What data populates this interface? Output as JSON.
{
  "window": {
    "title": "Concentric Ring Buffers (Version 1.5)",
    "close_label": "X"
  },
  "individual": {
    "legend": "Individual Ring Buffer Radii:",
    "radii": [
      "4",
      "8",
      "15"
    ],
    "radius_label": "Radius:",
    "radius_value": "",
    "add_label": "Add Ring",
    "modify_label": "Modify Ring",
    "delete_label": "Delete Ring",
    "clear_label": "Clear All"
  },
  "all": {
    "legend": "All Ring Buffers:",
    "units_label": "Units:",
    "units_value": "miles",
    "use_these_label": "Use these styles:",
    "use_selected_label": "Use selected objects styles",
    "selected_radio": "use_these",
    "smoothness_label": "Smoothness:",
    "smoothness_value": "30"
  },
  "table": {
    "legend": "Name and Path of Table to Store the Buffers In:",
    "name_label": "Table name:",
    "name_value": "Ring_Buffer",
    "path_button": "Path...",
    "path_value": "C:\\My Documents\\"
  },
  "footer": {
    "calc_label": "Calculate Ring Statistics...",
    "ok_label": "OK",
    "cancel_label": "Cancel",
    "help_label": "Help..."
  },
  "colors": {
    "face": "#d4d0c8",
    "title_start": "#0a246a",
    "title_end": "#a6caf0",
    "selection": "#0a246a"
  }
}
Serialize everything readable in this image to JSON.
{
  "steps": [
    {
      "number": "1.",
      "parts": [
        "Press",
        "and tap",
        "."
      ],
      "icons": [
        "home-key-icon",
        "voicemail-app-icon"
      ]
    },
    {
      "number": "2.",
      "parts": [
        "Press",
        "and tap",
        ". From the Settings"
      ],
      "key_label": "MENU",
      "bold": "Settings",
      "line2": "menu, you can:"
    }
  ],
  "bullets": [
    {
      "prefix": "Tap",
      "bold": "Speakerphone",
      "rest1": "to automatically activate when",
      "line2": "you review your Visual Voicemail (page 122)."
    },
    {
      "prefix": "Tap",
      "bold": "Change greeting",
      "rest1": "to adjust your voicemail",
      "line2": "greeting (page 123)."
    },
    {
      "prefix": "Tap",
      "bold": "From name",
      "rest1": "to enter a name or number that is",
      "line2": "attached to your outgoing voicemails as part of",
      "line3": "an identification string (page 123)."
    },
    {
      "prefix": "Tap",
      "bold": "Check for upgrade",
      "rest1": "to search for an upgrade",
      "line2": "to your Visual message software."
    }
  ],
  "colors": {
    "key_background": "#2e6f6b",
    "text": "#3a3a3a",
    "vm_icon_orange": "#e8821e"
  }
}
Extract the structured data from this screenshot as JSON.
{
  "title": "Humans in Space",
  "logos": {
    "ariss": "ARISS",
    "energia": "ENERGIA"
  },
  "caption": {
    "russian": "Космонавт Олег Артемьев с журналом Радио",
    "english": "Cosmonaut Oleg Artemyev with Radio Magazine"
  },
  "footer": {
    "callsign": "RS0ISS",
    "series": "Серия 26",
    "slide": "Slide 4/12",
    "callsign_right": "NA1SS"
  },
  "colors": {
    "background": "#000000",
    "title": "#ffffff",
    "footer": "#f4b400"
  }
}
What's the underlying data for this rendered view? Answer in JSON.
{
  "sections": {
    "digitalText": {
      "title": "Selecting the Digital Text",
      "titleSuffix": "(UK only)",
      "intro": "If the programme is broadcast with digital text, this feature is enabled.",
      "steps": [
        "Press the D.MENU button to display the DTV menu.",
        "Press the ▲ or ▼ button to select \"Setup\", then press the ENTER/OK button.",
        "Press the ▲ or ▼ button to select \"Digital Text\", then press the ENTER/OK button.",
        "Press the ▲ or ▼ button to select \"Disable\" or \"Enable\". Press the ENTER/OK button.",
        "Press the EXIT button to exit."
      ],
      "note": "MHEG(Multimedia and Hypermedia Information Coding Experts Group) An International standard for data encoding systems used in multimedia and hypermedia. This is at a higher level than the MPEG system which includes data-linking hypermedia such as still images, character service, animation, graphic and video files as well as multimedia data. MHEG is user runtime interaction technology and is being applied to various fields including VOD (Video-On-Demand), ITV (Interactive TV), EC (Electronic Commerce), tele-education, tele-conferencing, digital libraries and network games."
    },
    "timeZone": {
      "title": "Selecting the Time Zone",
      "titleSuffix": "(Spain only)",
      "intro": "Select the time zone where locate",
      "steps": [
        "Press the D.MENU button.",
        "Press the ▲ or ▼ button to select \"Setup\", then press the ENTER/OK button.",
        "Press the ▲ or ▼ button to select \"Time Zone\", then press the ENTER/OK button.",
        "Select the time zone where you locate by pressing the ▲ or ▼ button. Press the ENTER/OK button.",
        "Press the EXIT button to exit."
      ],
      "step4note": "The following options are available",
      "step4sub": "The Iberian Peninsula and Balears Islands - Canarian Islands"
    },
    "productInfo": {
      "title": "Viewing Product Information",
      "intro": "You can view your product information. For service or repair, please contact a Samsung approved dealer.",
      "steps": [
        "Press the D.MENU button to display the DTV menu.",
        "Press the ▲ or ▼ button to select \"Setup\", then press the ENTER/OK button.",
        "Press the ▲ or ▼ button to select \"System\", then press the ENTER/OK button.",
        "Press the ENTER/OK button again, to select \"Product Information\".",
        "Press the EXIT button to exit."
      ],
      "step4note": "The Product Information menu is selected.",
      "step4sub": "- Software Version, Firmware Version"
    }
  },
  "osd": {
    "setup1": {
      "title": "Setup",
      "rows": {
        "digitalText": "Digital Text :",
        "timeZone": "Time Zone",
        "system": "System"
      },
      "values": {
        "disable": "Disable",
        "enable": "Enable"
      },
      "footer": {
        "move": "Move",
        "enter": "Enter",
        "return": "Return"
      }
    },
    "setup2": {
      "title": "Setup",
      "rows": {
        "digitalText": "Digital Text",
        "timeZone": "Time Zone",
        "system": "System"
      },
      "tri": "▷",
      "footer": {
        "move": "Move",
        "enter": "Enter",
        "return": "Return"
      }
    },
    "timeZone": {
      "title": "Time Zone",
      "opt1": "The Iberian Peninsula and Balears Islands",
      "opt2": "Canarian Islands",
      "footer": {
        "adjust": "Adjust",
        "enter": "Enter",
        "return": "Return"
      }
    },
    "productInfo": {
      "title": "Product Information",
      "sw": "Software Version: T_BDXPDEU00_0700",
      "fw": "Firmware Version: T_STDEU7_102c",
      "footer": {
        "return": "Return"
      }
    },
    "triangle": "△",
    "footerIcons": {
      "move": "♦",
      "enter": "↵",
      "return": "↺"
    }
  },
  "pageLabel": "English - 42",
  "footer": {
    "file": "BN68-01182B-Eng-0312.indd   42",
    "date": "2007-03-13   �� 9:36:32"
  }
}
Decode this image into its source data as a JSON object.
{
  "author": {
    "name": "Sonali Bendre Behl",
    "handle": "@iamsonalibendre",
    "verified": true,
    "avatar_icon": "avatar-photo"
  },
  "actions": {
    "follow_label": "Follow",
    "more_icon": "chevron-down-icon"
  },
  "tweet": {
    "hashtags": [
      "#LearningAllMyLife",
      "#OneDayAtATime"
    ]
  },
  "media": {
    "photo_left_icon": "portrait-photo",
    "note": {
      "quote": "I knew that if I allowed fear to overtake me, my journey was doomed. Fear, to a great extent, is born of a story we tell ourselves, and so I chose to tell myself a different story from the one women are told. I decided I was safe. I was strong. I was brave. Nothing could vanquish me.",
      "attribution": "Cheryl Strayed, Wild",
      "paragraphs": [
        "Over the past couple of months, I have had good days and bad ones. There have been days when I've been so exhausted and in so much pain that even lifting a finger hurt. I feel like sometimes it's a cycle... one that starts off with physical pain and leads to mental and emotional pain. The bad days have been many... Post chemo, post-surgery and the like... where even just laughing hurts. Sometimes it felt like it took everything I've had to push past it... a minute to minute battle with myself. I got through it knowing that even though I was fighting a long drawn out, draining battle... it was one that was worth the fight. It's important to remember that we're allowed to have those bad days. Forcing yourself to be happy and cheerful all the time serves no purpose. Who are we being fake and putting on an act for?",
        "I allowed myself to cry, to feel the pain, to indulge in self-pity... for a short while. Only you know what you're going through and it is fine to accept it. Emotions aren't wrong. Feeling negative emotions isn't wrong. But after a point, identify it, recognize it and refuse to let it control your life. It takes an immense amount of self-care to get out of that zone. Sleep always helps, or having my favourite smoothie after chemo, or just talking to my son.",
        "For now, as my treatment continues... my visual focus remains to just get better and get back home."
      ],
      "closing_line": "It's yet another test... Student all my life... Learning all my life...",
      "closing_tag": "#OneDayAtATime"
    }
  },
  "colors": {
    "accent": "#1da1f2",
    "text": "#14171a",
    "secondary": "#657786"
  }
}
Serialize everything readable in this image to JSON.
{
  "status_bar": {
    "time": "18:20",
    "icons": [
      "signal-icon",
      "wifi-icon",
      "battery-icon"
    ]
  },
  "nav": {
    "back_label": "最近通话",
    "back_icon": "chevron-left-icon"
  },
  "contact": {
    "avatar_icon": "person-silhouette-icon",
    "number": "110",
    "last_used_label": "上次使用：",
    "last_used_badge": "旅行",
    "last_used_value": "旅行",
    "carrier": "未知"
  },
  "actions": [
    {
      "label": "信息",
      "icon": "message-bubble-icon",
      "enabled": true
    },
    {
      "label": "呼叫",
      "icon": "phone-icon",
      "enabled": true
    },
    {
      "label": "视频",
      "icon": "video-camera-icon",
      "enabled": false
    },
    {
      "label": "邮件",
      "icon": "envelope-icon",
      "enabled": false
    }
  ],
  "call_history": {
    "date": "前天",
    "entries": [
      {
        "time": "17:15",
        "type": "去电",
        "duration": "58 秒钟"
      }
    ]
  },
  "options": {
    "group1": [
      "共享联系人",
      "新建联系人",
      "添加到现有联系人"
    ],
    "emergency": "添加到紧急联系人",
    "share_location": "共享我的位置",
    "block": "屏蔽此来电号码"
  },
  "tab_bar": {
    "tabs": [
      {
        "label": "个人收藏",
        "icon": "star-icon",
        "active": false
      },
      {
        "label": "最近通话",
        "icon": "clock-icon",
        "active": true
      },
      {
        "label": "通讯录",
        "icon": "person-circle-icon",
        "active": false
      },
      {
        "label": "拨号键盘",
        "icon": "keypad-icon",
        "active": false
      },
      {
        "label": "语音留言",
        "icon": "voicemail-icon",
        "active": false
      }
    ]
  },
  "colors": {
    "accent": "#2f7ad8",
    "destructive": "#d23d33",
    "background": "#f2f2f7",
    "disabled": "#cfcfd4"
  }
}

# # #

GOAL OF THE EXERCISE => Select and copy every line from the records that includes the word "person".

THE REPLY =>
    "avatar_icon": "person-silhouette-icon",
        "icon": "person-circle-icon",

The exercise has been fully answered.